═══ Records for this exercise

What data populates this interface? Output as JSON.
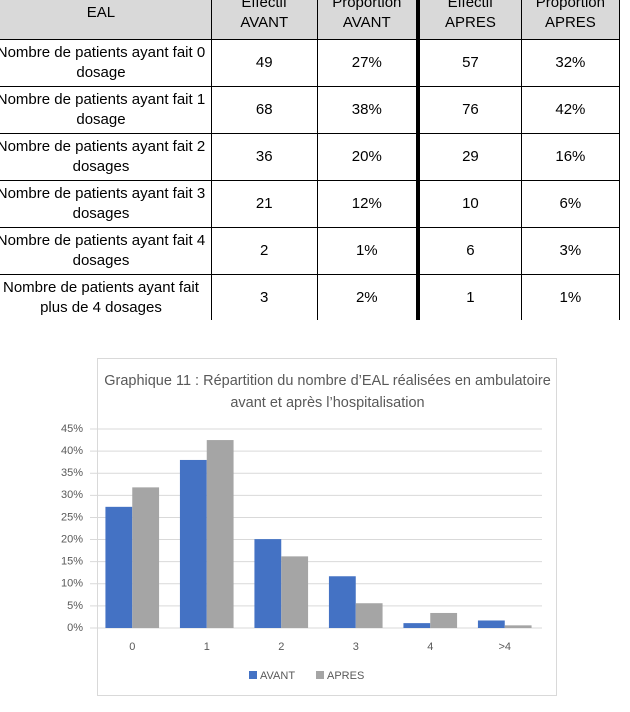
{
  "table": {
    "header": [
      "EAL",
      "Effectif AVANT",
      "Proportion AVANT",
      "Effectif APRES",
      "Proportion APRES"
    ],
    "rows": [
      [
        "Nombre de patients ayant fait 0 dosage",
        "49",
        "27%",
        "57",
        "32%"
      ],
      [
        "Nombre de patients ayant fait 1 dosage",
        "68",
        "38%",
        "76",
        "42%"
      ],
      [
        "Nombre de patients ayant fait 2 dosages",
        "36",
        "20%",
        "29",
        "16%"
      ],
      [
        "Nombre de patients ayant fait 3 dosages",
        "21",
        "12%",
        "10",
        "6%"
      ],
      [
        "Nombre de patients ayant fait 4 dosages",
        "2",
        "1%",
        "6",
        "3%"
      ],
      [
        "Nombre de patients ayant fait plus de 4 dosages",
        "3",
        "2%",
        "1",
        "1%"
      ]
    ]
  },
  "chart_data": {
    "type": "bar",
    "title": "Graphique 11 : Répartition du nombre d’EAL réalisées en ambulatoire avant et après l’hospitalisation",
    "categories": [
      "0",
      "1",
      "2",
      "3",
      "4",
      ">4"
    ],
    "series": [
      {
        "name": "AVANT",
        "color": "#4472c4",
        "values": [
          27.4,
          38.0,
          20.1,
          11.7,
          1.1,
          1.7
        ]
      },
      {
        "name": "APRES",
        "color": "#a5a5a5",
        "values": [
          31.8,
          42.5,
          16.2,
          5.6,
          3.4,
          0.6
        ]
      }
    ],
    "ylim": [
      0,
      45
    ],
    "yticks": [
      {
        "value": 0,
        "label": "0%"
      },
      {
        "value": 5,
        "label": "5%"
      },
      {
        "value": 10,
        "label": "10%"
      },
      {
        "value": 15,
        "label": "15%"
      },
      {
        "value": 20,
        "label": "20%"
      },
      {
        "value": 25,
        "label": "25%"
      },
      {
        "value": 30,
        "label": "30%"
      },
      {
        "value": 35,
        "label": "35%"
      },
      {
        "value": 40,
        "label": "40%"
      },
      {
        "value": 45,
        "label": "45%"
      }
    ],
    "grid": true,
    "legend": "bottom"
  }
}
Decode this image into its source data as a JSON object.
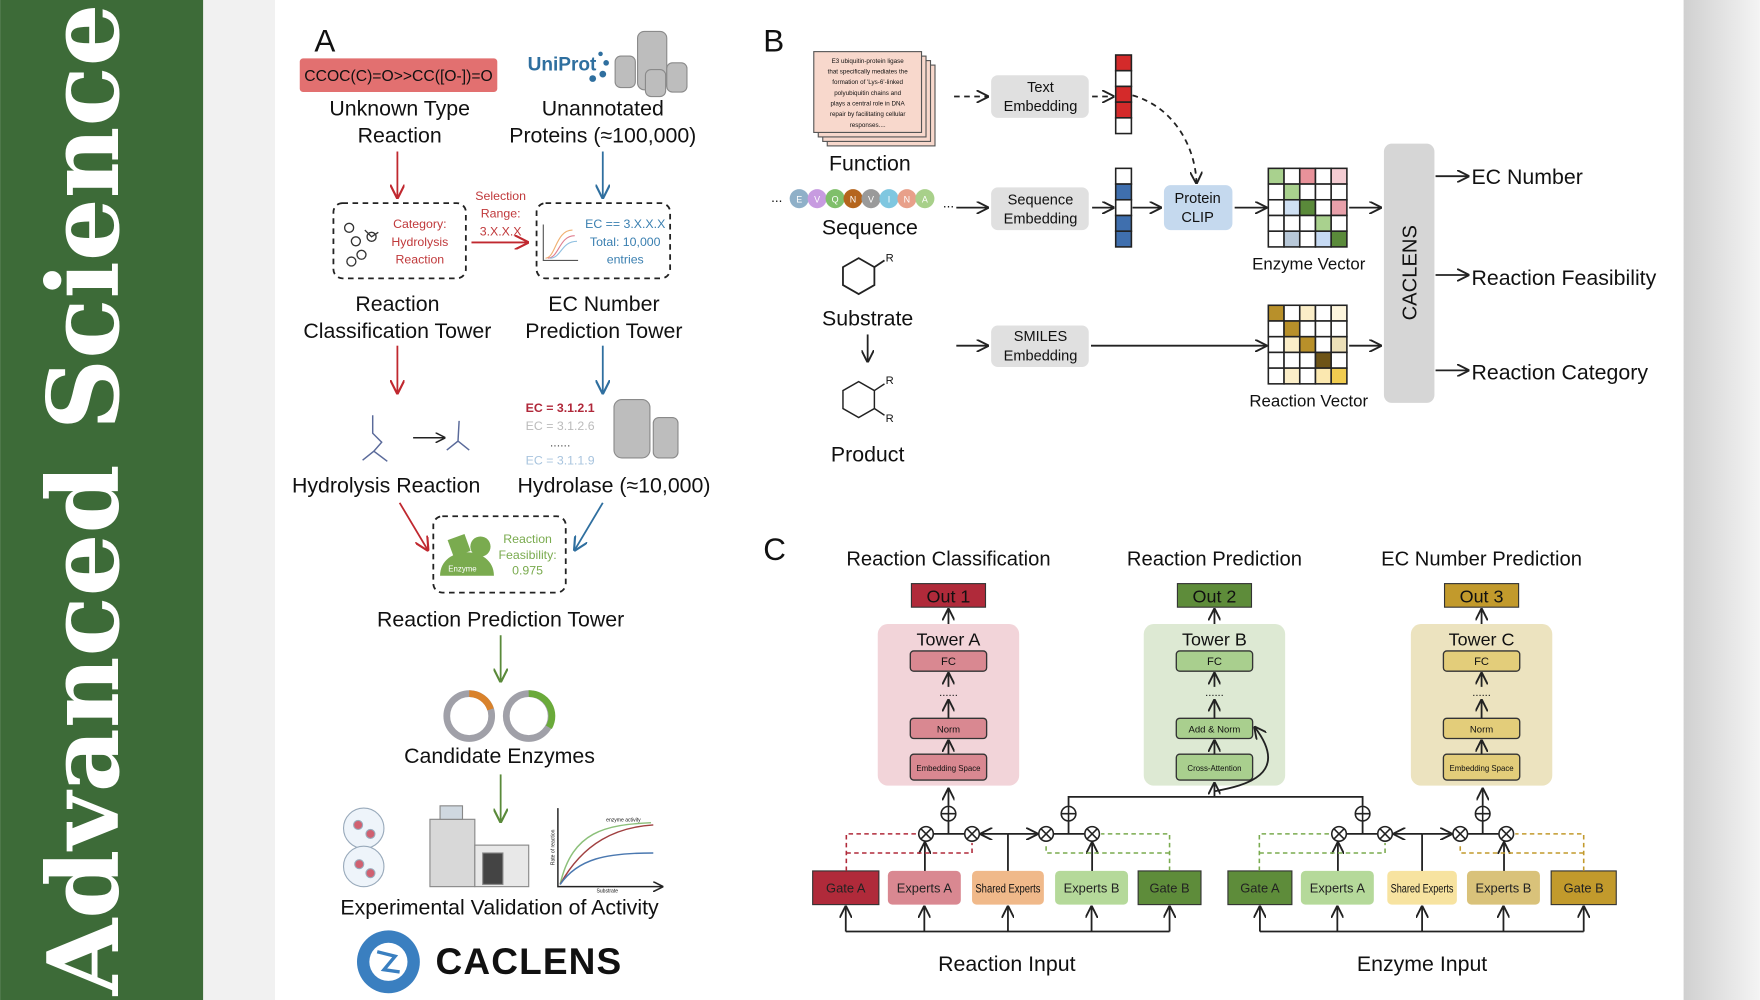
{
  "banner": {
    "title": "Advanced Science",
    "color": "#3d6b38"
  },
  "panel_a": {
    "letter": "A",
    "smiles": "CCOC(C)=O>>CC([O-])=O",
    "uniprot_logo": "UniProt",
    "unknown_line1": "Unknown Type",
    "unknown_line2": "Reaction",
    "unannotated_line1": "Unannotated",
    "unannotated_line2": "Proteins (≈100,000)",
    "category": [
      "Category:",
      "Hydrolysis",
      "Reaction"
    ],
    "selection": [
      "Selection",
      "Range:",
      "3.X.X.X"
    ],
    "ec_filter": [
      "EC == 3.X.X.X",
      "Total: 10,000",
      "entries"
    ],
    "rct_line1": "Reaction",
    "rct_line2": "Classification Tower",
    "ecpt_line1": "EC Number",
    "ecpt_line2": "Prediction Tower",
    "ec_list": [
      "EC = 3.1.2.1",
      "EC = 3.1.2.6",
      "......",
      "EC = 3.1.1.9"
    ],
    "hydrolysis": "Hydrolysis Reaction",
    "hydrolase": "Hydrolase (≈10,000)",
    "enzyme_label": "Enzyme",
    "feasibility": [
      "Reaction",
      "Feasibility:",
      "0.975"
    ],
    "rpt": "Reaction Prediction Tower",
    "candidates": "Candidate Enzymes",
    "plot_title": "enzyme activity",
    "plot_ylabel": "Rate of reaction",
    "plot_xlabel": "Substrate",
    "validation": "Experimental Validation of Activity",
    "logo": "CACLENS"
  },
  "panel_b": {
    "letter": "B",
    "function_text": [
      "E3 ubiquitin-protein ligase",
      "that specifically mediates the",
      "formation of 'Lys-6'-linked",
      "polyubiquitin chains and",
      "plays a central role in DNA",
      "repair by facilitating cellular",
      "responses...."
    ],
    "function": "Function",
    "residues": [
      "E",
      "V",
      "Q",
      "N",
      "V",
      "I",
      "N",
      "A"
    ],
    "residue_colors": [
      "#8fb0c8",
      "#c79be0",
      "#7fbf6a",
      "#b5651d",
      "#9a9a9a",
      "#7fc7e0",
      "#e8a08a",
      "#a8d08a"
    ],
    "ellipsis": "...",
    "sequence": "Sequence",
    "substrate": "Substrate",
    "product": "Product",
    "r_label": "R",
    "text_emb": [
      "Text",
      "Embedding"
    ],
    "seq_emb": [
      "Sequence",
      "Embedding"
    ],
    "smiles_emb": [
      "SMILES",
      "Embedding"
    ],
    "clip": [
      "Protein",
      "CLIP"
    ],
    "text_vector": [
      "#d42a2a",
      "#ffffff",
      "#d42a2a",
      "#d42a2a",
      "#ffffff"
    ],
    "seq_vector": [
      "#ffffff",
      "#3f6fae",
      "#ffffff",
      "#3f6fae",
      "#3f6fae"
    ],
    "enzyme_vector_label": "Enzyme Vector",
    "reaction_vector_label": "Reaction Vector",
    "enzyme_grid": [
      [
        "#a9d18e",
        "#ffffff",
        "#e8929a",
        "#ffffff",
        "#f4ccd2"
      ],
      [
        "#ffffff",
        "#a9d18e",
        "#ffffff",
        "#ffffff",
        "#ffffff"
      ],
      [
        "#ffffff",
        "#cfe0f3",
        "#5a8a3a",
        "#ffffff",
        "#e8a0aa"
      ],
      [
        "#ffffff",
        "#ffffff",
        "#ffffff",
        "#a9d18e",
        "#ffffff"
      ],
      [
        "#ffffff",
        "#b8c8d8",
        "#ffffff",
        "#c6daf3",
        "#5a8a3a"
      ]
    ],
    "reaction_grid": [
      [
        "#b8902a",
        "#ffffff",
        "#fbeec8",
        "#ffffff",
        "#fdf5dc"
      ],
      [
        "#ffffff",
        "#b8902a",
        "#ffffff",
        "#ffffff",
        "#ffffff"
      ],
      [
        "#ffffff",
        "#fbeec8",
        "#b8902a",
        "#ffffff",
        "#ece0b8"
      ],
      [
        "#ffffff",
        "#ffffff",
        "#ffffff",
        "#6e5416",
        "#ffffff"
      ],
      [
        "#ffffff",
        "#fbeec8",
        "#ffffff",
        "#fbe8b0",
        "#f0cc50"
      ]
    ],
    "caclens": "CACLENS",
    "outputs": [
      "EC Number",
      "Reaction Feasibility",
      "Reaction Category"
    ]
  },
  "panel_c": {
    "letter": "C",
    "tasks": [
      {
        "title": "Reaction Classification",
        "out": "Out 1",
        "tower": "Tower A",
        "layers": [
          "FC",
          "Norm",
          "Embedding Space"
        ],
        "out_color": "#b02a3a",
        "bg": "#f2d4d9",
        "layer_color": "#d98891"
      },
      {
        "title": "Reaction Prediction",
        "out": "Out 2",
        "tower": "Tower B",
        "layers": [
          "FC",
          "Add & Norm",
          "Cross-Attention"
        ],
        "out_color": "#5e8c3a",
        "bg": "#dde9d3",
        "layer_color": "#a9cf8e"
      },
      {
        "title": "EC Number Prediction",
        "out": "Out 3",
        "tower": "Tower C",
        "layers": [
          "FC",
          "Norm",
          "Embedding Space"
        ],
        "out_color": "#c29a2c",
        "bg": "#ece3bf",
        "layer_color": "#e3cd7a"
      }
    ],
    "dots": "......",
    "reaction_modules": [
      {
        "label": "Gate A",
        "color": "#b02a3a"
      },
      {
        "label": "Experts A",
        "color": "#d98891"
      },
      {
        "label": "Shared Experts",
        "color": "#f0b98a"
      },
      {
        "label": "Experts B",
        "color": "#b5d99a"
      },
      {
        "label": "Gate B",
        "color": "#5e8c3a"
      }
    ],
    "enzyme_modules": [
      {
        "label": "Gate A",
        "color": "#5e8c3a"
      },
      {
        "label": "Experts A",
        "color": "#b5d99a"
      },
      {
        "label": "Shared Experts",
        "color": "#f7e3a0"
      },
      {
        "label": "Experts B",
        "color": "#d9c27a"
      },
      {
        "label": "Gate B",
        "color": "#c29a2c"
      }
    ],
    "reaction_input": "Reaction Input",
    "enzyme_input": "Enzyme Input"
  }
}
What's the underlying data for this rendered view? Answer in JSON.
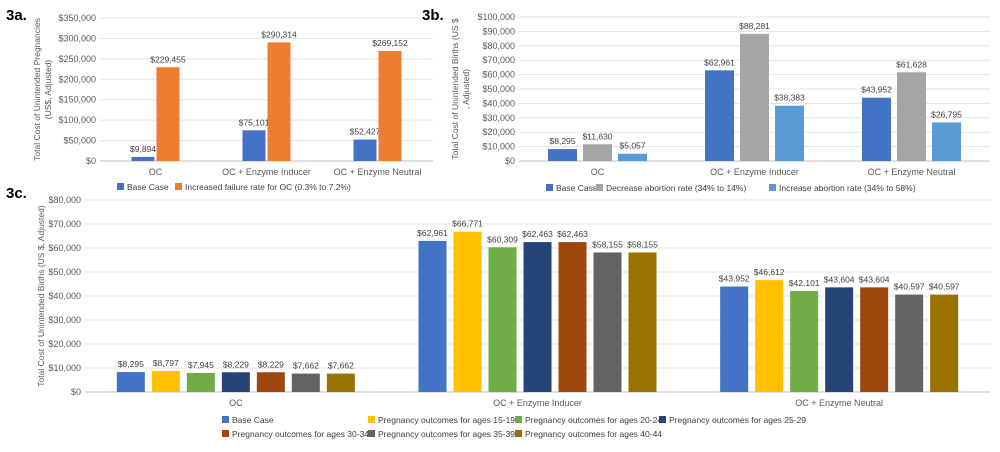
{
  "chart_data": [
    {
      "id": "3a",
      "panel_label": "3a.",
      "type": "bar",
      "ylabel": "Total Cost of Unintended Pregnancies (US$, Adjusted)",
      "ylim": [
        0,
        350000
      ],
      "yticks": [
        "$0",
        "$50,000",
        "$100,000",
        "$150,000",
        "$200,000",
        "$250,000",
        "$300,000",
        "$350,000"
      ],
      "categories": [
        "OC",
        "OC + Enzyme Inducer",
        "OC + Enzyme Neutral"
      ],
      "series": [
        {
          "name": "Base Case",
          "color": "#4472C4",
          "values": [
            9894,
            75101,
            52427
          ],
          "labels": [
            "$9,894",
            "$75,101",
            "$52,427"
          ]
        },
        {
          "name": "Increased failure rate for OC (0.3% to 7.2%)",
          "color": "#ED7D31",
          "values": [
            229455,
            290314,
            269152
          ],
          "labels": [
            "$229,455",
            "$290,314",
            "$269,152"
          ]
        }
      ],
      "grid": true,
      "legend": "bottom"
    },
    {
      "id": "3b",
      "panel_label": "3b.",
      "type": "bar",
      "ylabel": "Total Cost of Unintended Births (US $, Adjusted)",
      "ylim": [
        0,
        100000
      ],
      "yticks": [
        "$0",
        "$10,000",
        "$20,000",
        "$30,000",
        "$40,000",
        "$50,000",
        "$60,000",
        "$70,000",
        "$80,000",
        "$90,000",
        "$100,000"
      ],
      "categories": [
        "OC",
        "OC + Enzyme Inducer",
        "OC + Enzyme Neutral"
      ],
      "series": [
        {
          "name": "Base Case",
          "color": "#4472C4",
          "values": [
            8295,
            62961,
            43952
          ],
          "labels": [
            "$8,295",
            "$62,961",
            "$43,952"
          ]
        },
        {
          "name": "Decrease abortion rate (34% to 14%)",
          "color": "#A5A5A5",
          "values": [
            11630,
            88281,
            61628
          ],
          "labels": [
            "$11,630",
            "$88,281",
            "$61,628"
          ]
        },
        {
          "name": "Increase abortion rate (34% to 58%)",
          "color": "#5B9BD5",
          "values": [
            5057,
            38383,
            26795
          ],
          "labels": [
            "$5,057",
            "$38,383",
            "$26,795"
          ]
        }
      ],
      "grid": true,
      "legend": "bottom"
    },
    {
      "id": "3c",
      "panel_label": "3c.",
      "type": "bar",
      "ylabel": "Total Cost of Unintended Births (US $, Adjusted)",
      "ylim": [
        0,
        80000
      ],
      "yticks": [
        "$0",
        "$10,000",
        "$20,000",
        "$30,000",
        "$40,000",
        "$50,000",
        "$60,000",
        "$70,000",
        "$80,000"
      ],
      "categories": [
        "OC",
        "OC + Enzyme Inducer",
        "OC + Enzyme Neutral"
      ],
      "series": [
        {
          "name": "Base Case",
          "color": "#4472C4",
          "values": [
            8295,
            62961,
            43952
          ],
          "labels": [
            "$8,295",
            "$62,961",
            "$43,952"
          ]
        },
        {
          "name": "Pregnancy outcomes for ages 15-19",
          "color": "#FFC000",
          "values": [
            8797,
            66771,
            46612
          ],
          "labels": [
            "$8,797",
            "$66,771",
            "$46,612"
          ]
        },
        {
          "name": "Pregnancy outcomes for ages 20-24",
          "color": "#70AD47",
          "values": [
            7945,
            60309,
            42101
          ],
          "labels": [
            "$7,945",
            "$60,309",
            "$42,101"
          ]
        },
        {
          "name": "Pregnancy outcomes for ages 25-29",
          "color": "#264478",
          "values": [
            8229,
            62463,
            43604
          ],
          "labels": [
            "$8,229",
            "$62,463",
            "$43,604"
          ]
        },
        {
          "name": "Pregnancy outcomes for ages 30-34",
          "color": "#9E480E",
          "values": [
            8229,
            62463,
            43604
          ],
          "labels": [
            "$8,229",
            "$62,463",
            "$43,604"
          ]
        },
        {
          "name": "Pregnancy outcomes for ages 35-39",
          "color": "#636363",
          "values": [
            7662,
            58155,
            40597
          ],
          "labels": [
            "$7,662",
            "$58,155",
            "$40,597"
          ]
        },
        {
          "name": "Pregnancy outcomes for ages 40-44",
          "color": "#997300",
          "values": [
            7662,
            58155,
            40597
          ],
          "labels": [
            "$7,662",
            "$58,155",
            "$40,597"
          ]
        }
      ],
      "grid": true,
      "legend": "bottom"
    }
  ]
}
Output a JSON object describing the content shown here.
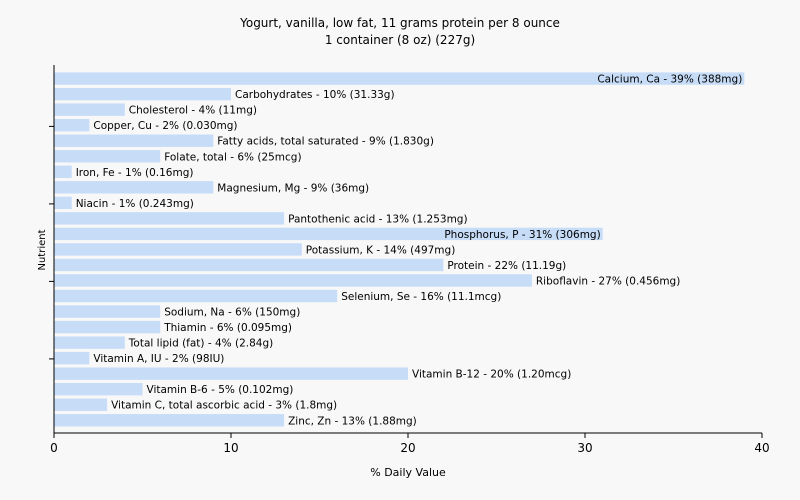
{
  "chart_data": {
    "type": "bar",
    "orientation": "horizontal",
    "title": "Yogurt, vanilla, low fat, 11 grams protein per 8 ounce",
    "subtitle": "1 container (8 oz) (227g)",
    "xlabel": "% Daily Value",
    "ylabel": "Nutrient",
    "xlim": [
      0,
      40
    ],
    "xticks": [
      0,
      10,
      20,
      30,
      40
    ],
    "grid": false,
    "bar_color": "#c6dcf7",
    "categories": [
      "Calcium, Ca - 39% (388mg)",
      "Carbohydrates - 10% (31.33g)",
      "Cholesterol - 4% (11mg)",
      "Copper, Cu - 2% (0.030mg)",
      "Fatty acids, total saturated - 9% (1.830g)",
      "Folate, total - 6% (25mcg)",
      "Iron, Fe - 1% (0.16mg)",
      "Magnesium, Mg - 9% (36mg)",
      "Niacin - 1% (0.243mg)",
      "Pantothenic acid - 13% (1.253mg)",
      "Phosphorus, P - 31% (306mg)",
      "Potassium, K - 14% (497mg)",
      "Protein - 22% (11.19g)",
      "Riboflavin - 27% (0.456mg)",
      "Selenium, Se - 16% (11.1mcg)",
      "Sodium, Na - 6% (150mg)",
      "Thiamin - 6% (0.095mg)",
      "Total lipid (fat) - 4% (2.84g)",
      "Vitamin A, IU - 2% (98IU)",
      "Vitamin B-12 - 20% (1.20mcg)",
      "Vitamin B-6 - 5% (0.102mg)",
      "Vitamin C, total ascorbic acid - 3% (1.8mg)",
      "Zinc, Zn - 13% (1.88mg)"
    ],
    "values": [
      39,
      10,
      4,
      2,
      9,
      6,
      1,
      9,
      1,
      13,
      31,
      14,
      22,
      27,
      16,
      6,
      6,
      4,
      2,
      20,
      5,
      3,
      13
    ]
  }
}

══════

Identify the lines above with the word "Tower". Copy them.

## Your response
    "rct_line2": "Classification Tower",
    "ecpt_line2": "Prediction Tower",
    "rpt": "Reaction Prediction Tower",
        "tower": "Tower A",
        "tower": "Tower B",
        "tower": "Tower C",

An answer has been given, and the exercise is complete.